--- Exercise aim ---
Could you return each line from the one bearing "Output a JSON" through the last line of the entries, exactly as it stands, with no pictures?

--- Input material ---
---------------

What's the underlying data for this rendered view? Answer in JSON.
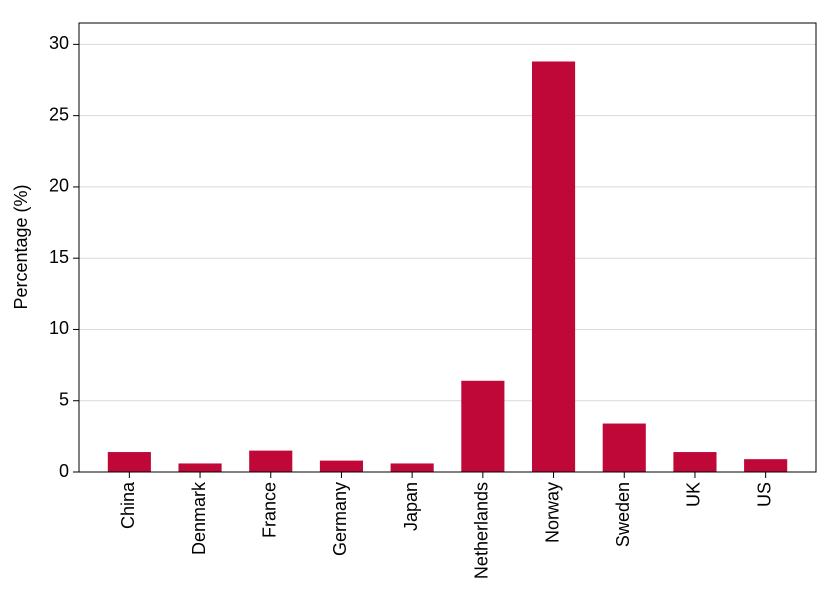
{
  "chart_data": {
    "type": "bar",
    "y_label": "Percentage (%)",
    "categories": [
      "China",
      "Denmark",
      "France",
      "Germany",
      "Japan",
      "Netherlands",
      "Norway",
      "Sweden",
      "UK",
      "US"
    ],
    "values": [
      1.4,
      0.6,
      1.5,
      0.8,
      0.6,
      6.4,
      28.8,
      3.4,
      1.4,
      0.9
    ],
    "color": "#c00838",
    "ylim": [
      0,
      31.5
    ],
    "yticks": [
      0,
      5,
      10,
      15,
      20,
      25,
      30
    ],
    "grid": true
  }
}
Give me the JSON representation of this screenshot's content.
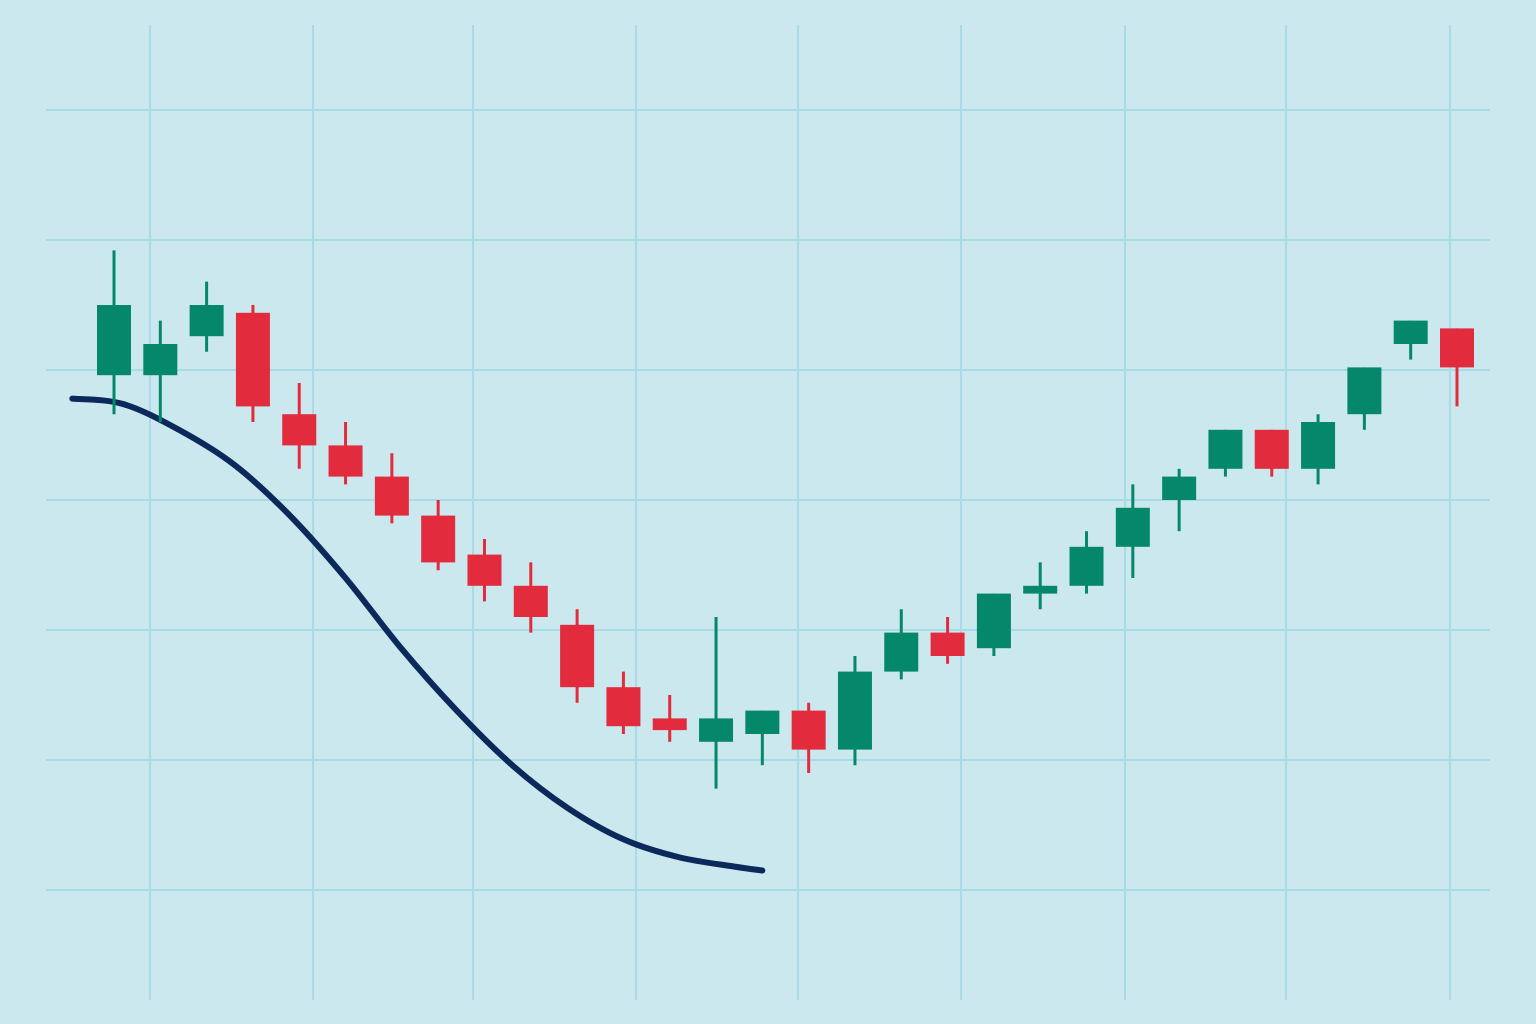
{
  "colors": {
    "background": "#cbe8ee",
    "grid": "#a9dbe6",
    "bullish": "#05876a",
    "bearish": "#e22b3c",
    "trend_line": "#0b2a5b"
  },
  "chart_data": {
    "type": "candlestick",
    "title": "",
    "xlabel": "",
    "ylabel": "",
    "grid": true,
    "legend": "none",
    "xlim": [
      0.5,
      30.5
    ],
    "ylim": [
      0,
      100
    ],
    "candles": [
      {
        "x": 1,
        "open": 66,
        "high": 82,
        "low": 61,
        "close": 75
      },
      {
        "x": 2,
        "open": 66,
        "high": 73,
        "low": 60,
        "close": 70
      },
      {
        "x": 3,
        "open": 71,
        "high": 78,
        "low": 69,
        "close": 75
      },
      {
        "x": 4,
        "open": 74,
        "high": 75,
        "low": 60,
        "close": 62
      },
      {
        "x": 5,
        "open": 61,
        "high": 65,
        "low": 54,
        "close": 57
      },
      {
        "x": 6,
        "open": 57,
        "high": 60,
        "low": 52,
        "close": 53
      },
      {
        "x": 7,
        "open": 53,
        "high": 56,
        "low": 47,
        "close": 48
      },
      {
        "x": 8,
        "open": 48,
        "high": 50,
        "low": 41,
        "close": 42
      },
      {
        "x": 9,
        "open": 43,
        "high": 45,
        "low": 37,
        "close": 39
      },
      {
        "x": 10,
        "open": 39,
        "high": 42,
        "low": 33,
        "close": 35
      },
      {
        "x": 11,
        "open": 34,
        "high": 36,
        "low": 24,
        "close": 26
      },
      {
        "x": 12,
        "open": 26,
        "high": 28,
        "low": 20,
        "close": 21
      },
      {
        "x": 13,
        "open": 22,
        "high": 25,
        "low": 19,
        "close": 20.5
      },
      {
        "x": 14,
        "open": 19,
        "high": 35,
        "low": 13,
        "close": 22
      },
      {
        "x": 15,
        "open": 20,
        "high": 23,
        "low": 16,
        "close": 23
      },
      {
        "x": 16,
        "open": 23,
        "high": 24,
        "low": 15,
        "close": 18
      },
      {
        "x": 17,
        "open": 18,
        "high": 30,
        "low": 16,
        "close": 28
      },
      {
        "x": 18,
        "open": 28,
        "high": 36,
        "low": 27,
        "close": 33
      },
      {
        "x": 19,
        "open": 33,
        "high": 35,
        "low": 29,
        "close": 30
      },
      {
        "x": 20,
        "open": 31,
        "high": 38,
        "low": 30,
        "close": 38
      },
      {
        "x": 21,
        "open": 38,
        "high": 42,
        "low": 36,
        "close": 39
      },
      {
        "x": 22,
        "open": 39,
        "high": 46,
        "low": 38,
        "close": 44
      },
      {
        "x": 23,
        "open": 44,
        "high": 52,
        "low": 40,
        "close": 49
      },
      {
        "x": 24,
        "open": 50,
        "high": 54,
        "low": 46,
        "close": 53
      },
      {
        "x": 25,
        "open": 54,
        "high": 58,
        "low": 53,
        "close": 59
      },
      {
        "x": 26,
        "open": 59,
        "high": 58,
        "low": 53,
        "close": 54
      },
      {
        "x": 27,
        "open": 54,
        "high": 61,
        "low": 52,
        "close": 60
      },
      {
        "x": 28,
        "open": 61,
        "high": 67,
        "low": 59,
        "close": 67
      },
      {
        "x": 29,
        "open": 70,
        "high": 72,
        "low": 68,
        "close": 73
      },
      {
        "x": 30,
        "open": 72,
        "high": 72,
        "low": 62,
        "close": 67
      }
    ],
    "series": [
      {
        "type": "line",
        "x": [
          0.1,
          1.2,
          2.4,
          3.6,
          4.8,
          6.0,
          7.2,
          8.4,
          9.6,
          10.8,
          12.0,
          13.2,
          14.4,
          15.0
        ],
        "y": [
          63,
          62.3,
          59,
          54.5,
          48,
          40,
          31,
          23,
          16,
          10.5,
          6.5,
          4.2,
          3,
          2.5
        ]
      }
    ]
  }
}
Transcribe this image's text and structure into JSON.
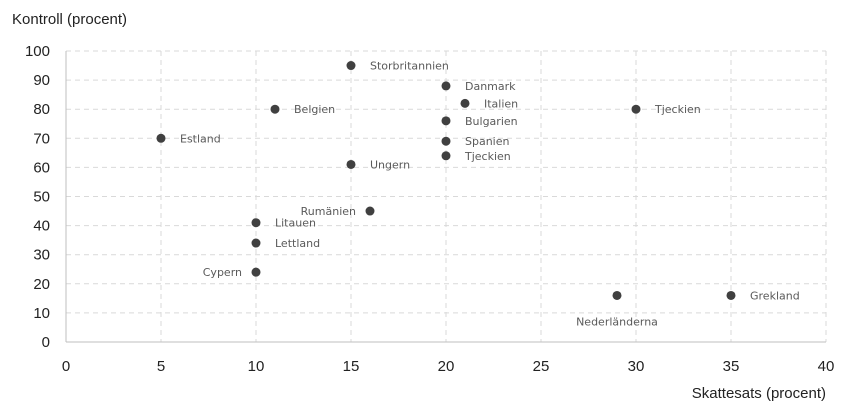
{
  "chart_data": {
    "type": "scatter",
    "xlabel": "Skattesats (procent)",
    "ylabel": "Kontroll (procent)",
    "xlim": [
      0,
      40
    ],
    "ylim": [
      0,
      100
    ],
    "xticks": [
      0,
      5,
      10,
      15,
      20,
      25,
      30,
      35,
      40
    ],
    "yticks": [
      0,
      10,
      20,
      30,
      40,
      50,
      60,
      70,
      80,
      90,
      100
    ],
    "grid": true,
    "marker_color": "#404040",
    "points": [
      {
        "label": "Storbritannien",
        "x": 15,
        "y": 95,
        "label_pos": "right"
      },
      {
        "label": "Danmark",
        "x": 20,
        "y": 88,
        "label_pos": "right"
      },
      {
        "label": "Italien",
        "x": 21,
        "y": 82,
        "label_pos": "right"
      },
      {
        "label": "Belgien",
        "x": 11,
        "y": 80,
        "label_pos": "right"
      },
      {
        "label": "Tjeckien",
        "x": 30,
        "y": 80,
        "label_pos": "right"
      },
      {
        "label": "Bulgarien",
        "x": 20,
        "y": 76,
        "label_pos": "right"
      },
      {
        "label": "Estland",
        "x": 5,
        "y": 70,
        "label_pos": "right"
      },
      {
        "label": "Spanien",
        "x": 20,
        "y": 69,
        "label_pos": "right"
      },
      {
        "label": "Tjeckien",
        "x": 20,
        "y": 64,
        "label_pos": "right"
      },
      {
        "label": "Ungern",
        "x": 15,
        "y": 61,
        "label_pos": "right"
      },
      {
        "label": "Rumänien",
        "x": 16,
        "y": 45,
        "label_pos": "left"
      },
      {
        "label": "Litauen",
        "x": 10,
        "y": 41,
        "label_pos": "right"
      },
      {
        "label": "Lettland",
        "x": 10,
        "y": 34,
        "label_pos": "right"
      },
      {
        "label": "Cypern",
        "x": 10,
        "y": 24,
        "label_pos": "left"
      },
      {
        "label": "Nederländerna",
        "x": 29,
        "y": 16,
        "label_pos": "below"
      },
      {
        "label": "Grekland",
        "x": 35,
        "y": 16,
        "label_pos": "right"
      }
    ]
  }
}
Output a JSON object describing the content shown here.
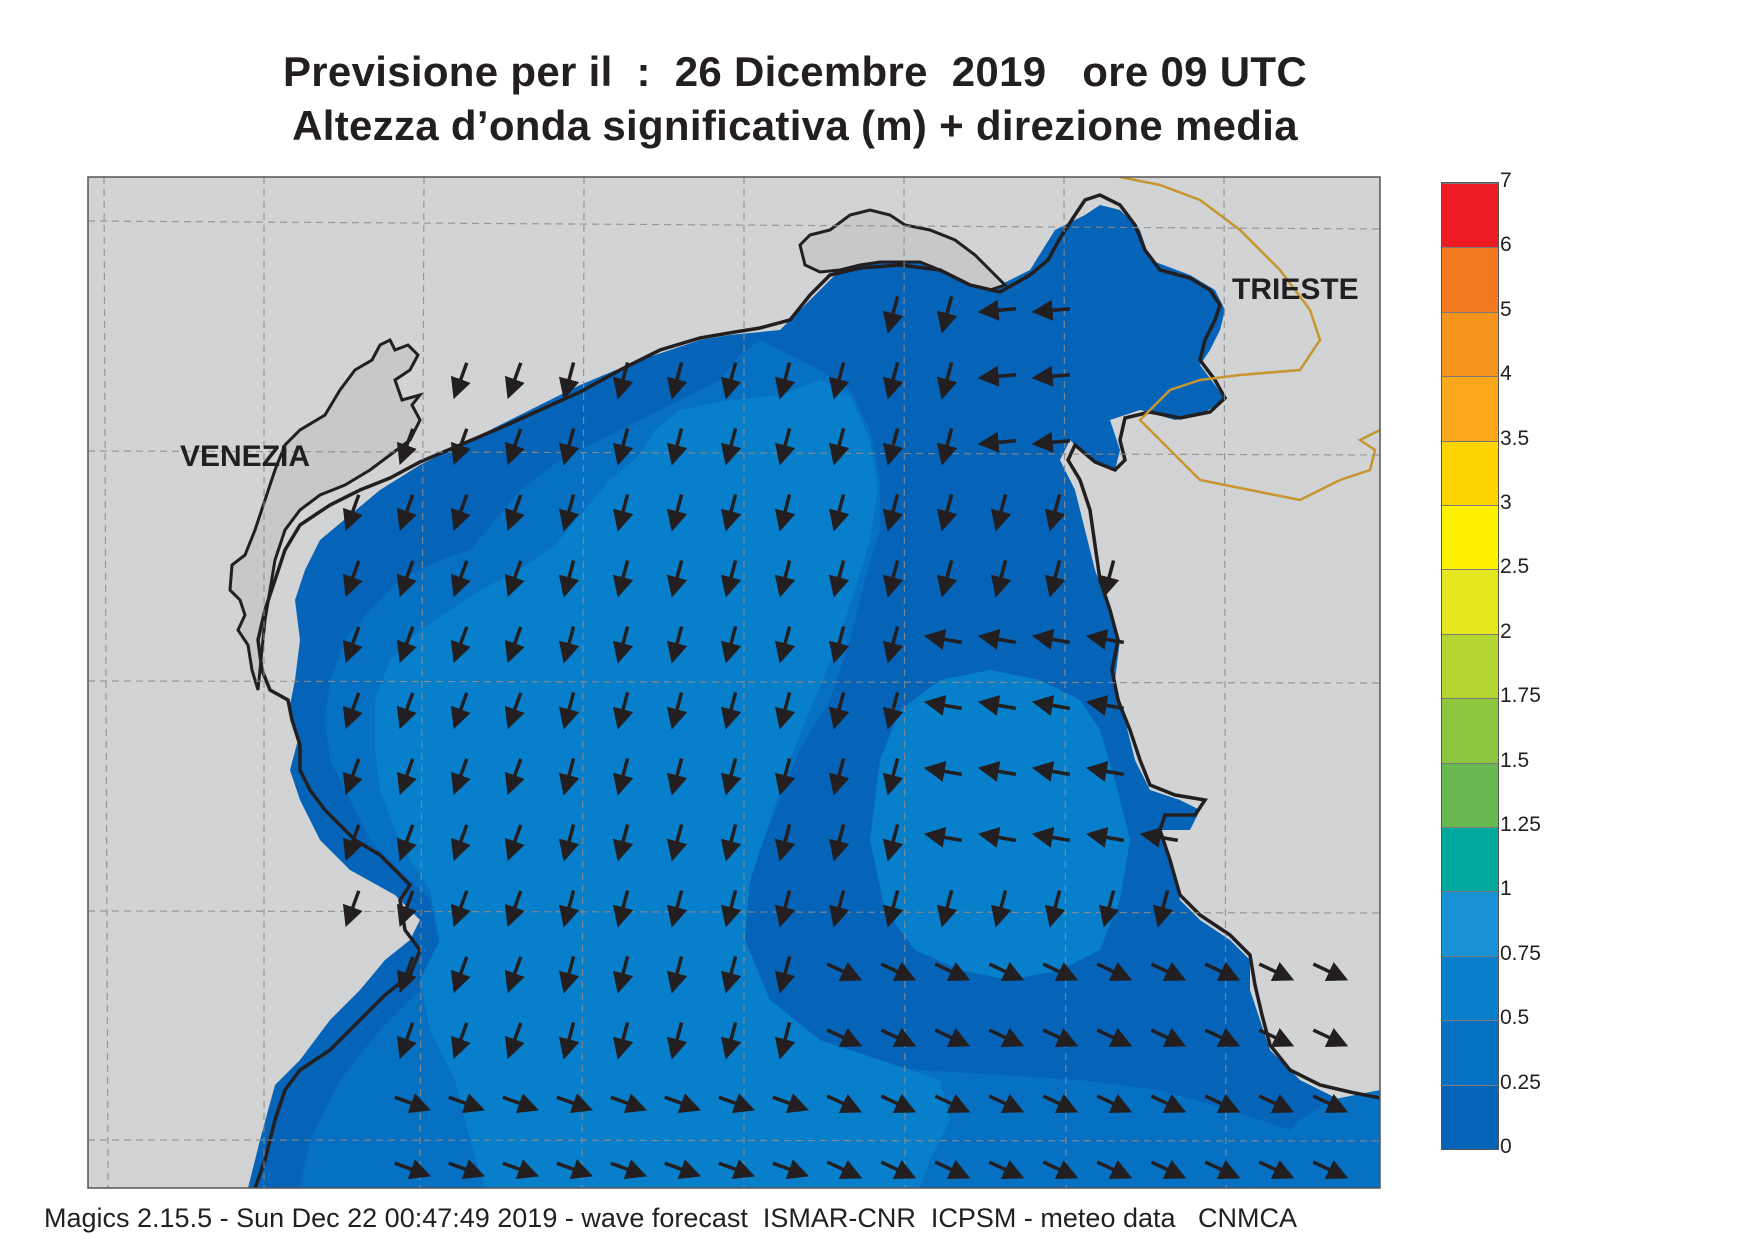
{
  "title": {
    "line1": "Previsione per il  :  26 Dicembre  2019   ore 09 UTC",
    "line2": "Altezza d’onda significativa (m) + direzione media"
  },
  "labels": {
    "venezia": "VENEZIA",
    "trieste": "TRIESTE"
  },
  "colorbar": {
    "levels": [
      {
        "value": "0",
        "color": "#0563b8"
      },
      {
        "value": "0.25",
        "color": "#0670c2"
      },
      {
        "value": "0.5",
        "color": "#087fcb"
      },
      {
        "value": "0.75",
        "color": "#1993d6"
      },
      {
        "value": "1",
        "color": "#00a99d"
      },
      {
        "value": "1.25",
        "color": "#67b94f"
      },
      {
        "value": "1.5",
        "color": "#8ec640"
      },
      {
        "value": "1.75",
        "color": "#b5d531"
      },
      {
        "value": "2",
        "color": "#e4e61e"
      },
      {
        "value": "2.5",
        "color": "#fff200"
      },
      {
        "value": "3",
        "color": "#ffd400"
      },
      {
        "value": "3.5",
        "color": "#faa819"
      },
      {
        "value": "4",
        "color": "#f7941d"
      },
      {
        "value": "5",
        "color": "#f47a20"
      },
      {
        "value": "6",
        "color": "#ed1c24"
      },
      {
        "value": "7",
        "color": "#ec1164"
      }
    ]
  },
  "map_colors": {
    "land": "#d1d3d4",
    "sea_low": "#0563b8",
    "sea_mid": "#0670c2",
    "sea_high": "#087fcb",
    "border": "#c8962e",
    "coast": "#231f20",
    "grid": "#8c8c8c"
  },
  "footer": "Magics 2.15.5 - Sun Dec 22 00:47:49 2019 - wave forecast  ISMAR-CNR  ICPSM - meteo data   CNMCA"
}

---------------

--- Expected answer ---
Output a JSON object describing the content shown here.
{
  "title": {
    "line1": "Previsione per il  :  26 Dicembre  2019   ore 09 UTC",
    "line2": "Altezza d’onda significativa (m) + direzione media"
  },
  "labels": {
    "venezia": "VENEZIA",
    "trieste": "TRIESTE"
  },
  "colorbar": {
    "levels": [
      {
        "value": "0",
        "color": "#0563b8"
      },
      {
        "value": "0.25",
        "color": "#0670c2"
      },
      {
        "value": "0.5",
        "color": "#087fcb"
      },
      {
        "value": "0.75",
        "color": "#1993d6"
      },
      {
        "value": "1",
        "color": "#00a99d"
      },
      {
        "value": "1.25",
        "color": "#67b94f"
      },
      {
        "value": "1.5",
        "color": "#8ec640"
      },
      {
        "value": "1.75",
        "color": "#b5d531"
      },
      {
        "value": "2",
        "color": "#e4e61e"
      },
      {
        "value": "2.5",
        "color": "#fff200"
      },
      {
        "value": "3",
        "color": "#ffd400"
      },
      {
        "value": "3.5",
        "color": "#faa819"
      },
      {
        "value": "4",
        "color": "#f7941d"
      },
      {
        "value": "5",
        "color": "#f47a20"
      },
      {
        "value": "6",
        "color": "#ed1c24"
      },
      {
        "value": "7",
        "color": "#ec1164"
      }
    ]
  },
  "map_colors": {
    "land": "#d1d3d4",
    "sea_low": "#0563b8",
    "sea_mid": "#0670c2",
    "sea_high": "#087fcb",
    "border": "#c8962e",
    "coast": "#231f20",
    "grid": "#8c8c8c"
  },
  "footer": "Magics 2.15.5 - Sun Dec 22 00:47:49 2019 - wave forecast  ISMAR-CNR  ICPSM - meteo data   CNMCA"
}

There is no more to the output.